(WRITTEN INSTRUCTION): State how many lines in the listing below include the word "JSON". Give nothing but the number.

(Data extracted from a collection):

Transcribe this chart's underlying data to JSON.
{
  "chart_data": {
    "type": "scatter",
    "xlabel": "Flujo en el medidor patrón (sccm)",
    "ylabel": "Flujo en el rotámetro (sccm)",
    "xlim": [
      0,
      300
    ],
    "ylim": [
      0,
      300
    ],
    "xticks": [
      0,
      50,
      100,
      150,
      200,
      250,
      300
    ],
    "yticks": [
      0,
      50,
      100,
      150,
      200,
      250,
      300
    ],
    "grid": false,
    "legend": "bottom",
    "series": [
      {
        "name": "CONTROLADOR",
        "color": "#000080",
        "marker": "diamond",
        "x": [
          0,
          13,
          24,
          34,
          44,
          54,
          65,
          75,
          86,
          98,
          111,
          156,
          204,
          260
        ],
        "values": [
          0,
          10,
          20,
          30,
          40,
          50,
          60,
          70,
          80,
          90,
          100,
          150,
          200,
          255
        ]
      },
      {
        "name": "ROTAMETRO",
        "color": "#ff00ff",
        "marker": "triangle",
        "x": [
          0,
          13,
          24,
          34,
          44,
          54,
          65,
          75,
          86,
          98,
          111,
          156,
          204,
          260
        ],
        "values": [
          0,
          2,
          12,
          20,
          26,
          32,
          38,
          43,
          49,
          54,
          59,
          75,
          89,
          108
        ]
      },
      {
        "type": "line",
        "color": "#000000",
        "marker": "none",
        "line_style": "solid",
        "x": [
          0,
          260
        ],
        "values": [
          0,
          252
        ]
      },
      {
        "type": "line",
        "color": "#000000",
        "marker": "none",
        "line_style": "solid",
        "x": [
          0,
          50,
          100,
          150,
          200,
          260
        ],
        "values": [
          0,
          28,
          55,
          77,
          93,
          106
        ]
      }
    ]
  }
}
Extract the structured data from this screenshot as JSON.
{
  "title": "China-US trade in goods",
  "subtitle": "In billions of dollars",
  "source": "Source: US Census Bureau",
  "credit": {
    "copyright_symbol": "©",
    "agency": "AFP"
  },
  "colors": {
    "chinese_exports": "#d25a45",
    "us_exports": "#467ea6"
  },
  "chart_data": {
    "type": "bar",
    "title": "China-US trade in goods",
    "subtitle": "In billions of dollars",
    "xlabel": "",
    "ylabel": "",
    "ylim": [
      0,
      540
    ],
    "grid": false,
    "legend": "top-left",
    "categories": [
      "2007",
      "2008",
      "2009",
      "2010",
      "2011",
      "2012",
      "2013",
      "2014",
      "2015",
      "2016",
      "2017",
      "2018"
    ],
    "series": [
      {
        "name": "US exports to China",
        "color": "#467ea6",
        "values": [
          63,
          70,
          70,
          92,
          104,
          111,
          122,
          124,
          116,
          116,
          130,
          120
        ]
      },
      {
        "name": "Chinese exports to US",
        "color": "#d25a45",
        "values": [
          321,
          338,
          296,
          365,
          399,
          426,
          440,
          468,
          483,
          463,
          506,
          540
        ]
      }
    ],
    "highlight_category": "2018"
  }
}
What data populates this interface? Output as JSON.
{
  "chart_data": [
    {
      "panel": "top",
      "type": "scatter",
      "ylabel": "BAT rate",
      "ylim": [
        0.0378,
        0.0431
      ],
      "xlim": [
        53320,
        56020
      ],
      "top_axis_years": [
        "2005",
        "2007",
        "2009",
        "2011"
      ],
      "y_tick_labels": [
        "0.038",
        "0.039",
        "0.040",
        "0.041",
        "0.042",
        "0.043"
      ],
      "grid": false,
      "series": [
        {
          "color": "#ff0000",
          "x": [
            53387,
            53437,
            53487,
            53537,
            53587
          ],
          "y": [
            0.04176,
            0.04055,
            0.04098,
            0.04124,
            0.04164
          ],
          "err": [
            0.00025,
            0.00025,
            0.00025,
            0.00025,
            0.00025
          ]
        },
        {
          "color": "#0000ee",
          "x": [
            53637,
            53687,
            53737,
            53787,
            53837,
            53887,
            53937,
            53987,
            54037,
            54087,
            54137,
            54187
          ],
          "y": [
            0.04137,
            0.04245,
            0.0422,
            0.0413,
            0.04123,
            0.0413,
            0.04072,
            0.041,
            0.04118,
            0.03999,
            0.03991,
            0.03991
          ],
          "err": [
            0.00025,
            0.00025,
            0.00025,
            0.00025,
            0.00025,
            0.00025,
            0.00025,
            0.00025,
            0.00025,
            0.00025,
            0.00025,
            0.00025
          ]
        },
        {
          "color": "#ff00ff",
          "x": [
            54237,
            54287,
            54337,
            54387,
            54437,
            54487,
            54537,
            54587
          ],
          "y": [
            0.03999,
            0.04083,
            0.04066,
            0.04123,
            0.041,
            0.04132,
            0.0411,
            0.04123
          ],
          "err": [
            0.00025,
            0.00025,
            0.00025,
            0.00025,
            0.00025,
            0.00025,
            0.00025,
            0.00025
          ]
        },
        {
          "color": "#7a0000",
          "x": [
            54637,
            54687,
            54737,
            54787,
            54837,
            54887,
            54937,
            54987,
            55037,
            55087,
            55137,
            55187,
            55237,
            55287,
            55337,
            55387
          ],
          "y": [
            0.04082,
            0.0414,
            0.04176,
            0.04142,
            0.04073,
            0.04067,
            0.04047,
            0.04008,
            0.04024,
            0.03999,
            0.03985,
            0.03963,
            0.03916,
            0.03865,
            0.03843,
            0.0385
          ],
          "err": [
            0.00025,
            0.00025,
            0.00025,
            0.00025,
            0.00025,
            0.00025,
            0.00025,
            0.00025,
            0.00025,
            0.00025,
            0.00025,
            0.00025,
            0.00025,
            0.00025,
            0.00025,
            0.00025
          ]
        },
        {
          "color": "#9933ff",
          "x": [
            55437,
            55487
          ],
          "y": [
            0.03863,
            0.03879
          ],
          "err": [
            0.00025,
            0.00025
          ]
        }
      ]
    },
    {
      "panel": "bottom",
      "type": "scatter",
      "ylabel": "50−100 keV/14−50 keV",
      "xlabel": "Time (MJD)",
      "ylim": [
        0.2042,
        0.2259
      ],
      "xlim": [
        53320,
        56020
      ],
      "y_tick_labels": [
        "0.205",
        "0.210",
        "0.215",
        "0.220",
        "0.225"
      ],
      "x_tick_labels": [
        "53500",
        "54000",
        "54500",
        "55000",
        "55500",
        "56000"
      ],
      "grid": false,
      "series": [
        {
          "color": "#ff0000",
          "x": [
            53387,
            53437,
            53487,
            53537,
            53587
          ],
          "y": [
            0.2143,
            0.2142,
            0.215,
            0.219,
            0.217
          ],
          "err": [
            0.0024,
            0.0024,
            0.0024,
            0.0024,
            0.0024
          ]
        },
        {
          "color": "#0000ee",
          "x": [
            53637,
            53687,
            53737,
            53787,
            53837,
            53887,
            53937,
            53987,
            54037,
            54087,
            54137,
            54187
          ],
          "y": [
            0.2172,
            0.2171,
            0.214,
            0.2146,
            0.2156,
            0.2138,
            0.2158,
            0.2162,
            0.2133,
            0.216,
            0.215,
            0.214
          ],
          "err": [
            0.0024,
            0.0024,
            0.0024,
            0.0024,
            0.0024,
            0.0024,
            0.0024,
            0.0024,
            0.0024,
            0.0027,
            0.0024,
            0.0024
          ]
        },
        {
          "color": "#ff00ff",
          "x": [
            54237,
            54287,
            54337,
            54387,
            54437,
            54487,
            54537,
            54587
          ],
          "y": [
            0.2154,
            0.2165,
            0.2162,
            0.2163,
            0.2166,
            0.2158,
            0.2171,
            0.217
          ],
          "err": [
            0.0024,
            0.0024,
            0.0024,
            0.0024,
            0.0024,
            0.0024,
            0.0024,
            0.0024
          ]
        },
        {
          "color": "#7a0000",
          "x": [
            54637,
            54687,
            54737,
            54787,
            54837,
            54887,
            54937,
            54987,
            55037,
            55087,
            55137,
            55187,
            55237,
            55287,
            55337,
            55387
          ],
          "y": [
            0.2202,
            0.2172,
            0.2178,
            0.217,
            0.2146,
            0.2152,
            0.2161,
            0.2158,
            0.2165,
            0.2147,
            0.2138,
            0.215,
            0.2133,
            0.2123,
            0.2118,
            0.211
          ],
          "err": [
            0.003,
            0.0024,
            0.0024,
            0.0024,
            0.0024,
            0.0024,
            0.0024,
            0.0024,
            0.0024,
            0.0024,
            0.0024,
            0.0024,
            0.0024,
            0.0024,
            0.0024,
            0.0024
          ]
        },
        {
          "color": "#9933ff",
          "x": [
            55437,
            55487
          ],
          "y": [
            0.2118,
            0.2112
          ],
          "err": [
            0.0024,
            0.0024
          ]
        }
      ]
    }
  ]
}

(CORRECT OUTPUT): 3